• [Problem to work on]: Every line of the records below should be restated exactly.
┌─ Records provided
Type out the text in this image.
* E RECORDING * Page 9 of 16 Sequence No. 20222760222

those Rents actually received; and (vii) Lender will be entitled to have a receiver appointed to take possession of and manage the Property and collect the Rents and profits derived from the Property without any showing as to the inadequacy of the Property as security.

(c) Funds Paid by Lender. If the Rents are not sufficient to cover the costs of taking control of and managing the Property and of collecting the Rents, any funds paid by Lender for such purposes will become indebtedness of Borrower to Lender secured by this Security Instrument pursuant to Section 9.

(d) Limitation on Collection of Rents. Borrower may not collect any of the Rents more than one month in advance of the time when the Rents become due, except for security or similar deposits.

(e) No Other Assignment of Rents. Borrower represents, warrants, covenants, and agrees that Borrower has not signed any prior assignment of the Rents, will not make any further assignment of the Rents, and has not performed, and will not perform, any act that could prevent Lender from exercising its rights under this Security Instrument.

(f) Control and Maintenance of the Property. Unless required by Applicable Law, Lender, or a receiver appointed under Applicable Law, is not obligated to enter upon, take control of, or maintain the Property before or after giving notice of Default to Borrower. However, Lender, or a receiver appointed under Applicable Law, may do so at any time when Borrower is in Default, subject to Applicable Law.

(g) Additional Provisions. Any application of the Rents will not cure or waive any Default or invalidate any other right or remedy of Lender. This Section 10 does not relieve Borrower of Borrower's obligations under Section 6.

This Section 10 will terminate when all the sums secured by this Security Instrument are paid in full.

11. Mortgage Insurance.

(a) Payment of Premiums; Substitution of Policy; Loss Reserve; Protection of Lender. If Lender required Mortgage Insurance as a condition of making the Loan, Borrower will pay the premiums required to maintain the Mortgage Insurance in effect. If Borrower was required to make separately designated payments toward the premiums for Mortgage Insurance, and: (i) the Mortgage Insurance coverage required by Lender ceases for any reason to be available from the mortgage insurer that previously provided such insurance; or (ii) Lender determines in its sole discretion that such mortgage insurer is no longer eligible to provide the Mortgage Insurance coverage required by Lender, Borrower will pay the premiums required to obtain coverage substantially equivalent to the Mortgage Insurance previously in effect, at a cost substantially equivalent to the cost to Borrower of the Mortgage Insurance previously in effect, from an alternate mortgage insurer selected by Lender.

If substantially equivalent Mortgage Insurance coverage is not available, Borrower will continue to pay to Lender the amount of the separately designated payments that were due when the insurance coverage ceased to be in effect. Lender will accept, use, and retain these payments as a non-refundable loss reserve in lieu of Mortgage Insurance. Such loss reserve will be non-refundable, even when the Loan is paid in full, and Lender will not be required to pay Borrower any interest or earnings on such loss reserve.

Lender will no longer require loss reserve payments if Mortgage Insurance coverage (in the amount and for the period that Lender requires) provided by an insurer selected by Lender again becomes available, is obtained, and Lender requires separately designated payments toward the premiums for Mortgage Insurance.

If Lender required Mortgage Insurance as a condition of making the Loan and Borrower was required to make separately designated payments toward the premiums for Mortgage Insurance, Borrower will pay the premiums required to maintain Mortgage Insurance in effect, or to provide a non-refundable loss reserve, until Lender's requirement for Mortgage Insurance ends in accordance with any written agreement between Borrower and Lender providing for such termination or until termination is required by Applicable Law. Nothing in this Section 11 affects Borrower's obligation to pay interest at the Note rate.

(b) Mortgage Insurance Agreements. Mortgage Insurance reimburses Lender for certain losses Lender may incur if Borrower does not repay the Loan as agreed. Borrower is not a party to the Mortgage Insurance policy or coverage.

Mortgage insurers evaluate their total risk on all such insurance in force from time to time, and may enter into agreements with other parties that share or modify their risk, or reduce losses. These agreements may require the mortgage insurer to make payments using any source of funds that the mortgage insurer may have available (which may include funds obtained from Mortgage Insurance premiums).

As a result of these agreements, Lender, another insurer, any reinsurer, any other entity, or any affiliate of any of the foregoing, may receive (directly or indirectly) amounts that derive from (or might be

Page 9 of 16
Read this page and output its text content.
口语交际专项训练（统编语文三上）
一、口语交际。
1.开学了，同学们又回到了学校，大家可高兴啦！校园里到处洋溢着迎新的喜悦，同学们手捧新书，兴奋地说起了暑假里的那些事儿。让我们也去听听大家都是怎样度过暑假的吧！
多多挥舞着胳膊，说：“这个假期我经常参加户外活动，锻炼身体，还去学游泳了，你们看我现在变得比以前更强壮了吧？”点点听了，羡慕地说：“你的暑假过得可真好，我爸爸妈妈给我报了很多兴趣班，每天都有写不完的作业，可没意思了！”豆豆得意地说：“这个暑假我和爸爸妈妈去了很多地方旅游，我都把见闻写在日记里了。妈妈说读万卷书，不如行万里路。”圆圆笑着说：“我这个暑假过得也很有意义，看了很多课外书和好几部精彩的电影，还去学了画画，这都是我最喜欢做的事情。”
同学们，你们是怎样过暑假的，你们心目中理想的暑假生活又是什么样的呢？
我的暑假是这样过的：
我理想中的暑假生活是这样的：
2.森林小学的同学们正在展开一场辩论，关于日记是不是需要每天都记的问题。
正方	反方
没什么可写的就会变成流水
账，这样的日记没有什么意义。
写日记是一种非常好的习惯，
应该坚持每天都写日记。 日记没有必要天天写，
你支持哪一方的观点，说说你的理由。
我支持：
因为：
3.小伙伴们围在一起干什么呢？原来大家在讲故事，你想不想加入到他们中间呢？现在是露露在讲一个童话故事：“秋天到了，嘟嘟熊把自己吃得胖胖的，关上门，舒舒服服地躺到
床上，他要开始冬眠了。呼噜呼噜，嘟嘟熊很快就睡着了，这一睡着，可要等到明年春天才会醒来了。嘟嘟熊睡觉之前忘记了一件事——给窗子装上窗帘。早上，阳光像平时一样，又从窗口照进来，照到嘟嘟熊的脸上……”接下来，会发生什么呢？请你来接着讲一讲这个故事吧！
└─
• [Result]:
Type out the text in this image.
* E RECORDING * Page 9 of 16 Sequence No. 20222760222

those Rents actually received; and (vii) Lender will be entitled to have a receiver appointed to take possession of and manage the Property and collect the Rents and profits derived from the Property without any showing as to the inadequacy of the Property as security.

(c) Funds Paid by Lender. If the Rents are not sufficient to cover the costs of taking control of and managing the Property and of collecting the Rents, any funds paid by Lender for such purposes will become indebtedness of Borrower to Lender secured by this Security Instrument pursuant to Section 9.

(d) Limitation on Collection of Rents. Borrower may not collect any of the Rents more than one month in advance of the time when the Rents become due, except for security or similar deposits.

(e) No Other Assignment of Rents. Borrower represents, warrants, covenants, and agrees that Borrower has not signed any prior assignment of the Rents, will not make any further assignment of the Rents, and has not performed, and will not perform, any act that could prevent Lender from exercising its rights under this Security Instrument.

(f) Control and Maintenance of the Property. Unless required by Applicable Law, Lender, or a receiver appointed under Applicable Law, is not obligated to enter upon, take control of, or maintain the Property before or after giving notice of Default to Borrower. However, Lender, or a receiver appointed under Applicable Law, may do so at any time when Borrower is in Default, subject to Applicable Law.

(g) Additional Provisions. Any application of the Rents will not cure or waive any Default or invalidate any other right or remedy of Lender. This Section 10 does not relieve Borrower of Borrower's obligations under Section 6.

This Section 10 will terminate when all the sums secured by this Security Instrument are paid in full.

11. Mortgage Insurance.

(a) Payment of Premiums; Substitution of Policy; Loss Reserve; Protection of Lender. If Lender required Mortgage Insurance as a condition of making the Loan, Borrower will pay the premiums required to maintain the Mortgage Insurance in effect. If Borrower was required to make separately designated payments toward the premiums for Mortgage Insurance, and: (i) the Mortgage Insurance coverage required by Lender ceases for any reason to be available from the mortgage insurer that previously provided such insurance; or (ii) Lender determines in its sole discretion that such mortgage insurer is no longer eligible to provide the Mortgage Insurance coverage required by Lender, Borrower will pay the premiums required to obtain coverage substantially equivalent to the Mortgage Insurance previously in effect, at a cost substantially equivalent to the cost to Borrower of the Mortgage Insurance previously in effect, from an alternate mortgage insurer selected by Lender.

If substantially equivalent Mortgage Insurance coverage is not available, Borrower will continue to pay to Lender the amount of the separately designated payments that were due when the insurance coverage ceased to be in effect. Lender will accept, use, and retain these payments as a non-refundable loss reserve in lieu of Mortgage Insurance. Such loss reserve will be non-refundable, even when the Loan is paid in full, and Lender will not be required to pay Borrower any interest or earnings on such loss reserve.

Lender will no longer require loss reserve payments if Mortgage Insurance coverage (in the amount and for the period that Lender requires) provided by an insurer selected by Lender again becomes available, is obtained, and Lender requires separately designated payments toward the premiums for Mortgage Insurance.

If Lender required Mortgage Insurance as a condition of making the Loan and Borrower was required to make separately designated payments toward the premiums for Mortgage Insurance, Borrower will pay the premiums required to maintain Mortgage Insurance in effect, or to provide a non-refundable loss reserve, until Lender's requirement for Mortgage Insurance ends in accordance with any written agreement between Borrower and Lender providing for such termination or until termination is required by Applicable Law. Nothing in this Section 11 affects Borrower's obligation to pay interest at the Note rate.

(b) Mortgage Insurance Agreements. Mortgage Insurance reimburses Lender for certain losses Lender may incur if Borrower does not repay the Loan as agreed. Borrower is not a party to the Mortgage Insurance policy or coverage.

Mortgage insurers evaluate their total risk on all such insurance in force from time to time, and may enter into agreements with other parties that share or modify their risk, or reduce losses. These agreements may require the mortgage insurer to make payments using any source of funds that the mortgage insurer may have available (which may include funds obtained from Mortgage Insurance premiums).

As a result of these agreements, Lender, another insurer, any reinsurer, any other entity, or any affiliate of any of the foregoing, may receive (directly or indirectly) amounts that derive from (or might be

Page 9 of 16
Read this page and output its text content.
口语交际专项训练（统编语文三上）
一、口语交际。
1.开学了，同学们又回到了学校，大家可高兴啦！校园里到处洋溢着迎新的喜悦，同学们手捧新书，兴奋地说起了暑假里的那些事儿。让我们也去听听大家都是怎样度过暑假的吧！
多多挥舞着胳膊，说：“这个假期我经常参加户外活动，锻炼身体，还去学游泳了，你们看我现在变得比以前更强壮了吧？”点点听了，羡慕地说：“你的暑假过得可真好，我爸爸妈妈给我报了很多兴趣班，每天都有写不完的作业，可没意思了！”豆豆得意地说：“这个暑假我和爸爸妈妈去了很多地方旅游，我都把见闻写在日记里了。妈妈说读万卷书，不如行万里路。”圆圆笑着说：“我这个暑假过得也很有意义，看了很多课外书和好几部精彩的电影，还去学了画画，这都是我最喜欢做的事情。”
同学们，你们是怎样过暑假的，你们心目中理想的暑假生活又是什么样的呢？
我的暑假是这样过的：
我理想中的暑假生活是这样的：
2.森林小学的同学们正在展开一场辩论，关于日记是不是需要每天都记的问题。
正方	反方
没什么可写的就会变成流水
账，这样的日记没有什么意义。
写日记是一种非常好的习惯，
应该坚持每天都写日记。 日记没有必要天天写，
你支持哪一方的观点，说说你的理由。
我支持：
因为：
3.小伙伴们围在一起干什么呢？原来大家在讲故事，你想不想加入到他们中间呢？现在是露露在讲一个童话故事：“秋天到了，嘟嘟熊把自己吃得胖胖的，关上门，舒舒服服地躺到
床上，他要开始冬眠了。呼噜呼噜，嘟嘟熊很快就睡着了，这一睡着，可要等到明年春天才会醒来了。嘟嘟熊睡觉之前忘记了一件事——给窗子装上窗帘。早上，阳光像平时一样，又从窗口照进来，照到嘟嘟熊的脸上……”接下来，会发生什么呢？请你来接着讲一讲这个故事吧！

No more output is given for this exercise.